-- AIM OF THE TASK --
Write out the whole listing word for word.
§
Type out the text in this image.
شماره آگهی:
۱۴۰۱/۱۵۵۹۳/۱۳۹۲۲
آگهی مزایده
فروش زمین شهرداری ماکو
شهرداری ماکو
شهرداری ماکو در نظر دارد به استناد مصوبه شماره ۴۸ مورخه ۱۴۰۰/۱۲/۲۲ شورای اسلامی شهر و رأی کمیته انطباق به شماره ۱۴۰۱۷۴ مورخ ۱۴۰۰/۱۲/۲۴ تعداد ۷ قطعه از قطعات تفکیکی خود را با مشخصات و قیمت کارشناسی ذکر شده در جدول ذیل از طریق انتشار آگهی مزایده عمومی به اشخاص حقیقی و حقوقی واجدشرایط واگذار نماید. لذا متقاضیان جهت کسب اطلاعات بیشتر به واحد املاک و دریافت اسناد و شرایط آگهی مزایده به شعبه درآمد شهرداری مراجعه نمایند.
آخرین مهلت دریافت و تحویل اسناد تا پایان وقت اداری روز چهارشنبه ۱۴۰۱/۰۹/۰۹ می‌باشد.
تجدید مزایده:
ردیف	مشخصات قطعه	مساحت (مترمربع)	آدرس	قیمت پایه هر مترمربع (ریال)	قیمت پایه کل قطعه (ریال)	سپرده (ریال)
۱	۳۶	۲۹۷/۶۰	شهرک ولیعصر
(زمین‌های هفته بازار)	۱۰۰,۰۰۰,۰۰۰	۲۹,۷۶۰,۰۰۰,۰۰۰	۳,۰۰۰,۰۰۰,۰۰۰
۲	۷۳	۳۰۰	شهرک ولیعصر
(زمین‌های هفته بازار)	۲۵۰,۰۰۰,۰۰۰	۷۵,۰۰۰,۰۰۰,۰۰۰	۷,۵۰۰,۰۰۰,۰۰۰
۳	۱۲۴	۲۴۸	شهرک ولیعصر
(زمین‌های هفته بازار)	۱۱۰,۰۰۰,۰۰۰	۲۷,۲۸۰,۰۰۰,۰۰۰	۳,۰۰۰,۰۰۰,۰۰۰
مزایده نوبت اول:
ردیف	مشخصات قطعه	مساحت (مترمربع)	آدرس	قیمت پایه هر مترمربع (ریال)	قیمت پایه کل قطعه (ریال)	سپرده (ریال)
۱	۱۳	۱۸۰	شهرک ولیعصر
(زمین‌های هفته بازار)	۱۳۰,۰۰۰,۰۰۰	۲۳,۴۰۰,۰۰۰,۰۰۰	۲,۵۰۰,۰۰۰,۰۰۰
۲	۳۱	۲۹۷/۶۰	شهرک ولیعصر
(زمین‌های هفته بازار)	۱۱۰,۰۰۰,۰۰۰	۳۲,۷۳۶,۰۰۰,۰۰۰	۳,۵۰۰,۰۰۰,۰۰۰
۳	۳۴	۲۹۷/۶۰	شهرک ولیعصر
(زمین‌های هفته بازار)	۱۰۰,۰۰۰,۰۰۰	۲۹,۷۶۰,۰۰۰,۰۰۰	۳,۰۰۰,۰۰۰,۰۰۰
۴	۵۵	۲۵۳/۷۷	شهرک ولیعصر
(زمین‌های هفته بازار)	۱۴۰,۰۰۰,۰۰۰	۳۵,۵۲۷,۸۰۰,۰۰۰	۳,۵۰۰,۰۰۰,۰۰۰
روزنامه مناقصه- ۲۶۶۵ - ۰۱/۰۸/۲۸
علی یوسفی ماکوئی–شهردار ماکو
§
-- ANSWER IN FULL --
Type out the text in this image.
شماره آگهی:
۱۴۰۱/۱۵۵۹۳/۱۳۹۲۲
آگهی مزایده
فروش زمین شهرداری ماکو
شهرداری ماکو
شهرداری ماکو در نظر دارد به استناد مصوبه شماره ۴۸ مورخه ۱۴۰۰/۱۲/۲۲ شورای اسلامی شهر و رأی کمیته انطباق به شماره ۱۴۰۱۷۴ مورخ ۱۴۰۰/۱۲/۲۴ تعداد ۷ قطعه از قطعات تفکیکی خود را با مشخصات و قیمت کارشناسی ذکر شده در جدول ذیل از طریق انتشار آگهی مزایده عمومی به اشخاص حقیقی و حقوقی واجدشرایط واگذار نماید. لذا متقاضیان جهت کسب اطلاعات بیشتر به واحد املاک و دریافت اسناد و شرایط آگهی مزایده به شعبه درآمد شهرداری مراجعه نمایند.
آخرین مهلت دریافت و تحویل اسناد تا پایان وقت اداری روز چهارشنبه ۱۴۰۱/۰۹/۰۹ می‌باشد.
تجدید مزایده:
ردیف	مشخصات قطعه	مساحت (مترمربع)	آدرس	قیمت پایه هر مترمربع (ریال)	قیمت پایه کل قطعه (ریال)	سپرده (ریال)
۱	۳۶	۲۹۷/۶۰	شهرک ولیعصر
(زمین‌های هفته بازار)	۱۰۰,۰۰۰,۰۰۰	۲۹,۷۶۰,۰۰۰,۰۰۰	۳,۰۰۰,۰۰۰,۰۰۰
۲	۷۳	۳۰۰	شهرک ولیعصر
(زمین‌های هفته بازار)	۲۵۰,۰۰۰,۰۰۰	۷۵,۰۰۰,۰۰۰,۰۰۰	۷,۵۰۰,۰۰۰,۰۰۰
۳	۱۲۴	۲۴۸	شهرک ولیعصر
(زمین‌های هفته بازار)	۱۱۰,۰۰۰,۰۰۰	۲۷,۲۸۰,۰۰۰,۰۰۰	۳,۰۰۰,۰۰۰,۰۰۰
مزایده نوبت اول:
ردیف	مشخصات قطعه	مساحت (مترمربع)	آدرس	قیمت پایه هر مترمربع (ریال)	قیمت پایه کل قطعه (ریال)	سپرده (ریال)
۱	۱۳	۱۸۰	شهرک ولیعصر
(زمین‌های هفته بازار)	۱۳۰,۰۰۰,۰۰۰	۲۳,۴۰۰,۰۰۰,۰۰۰	۲,۵۰۰,۰۰۰,۰۰۰
۲	۳۱	۲۹۷/۶۰	شهرک ولیعصر
(زمین‌های هفته بازار)	۱۱۰,۰۰۰,۰۰۰	۳۲,۷۳۶,۰۰۰,۰۰۰	۳,۵۰۰,۰۰۰,۰۰۰
۳	۳۴	۲۹۷/۶۰	شهرک ولیعصر
(زمین‌های هفته بازار)	۱۰۰,۰۰۰,۰۰۰	۲۹,۷۶۰,۰۰۰,۰۰۰	۳,۰۰۰,۰۰۰,۰۰۰
۴	۵۵	۲۵۳/۷۷	شهرک ولیعصر
(زمین‌های هفته بازار)	۱۴۰,۰۰۰,۰۰۰	۳۵,۵۲۷,۸۰۰,۰۰۰	۳,۵۰۰,۰۰۰,۰۰۰
روزنامه مناقصه- ۲۶۶۵ - ۰۱/۰۸/۲۸
علی یوسفی ماکوئی–شهردار ماکو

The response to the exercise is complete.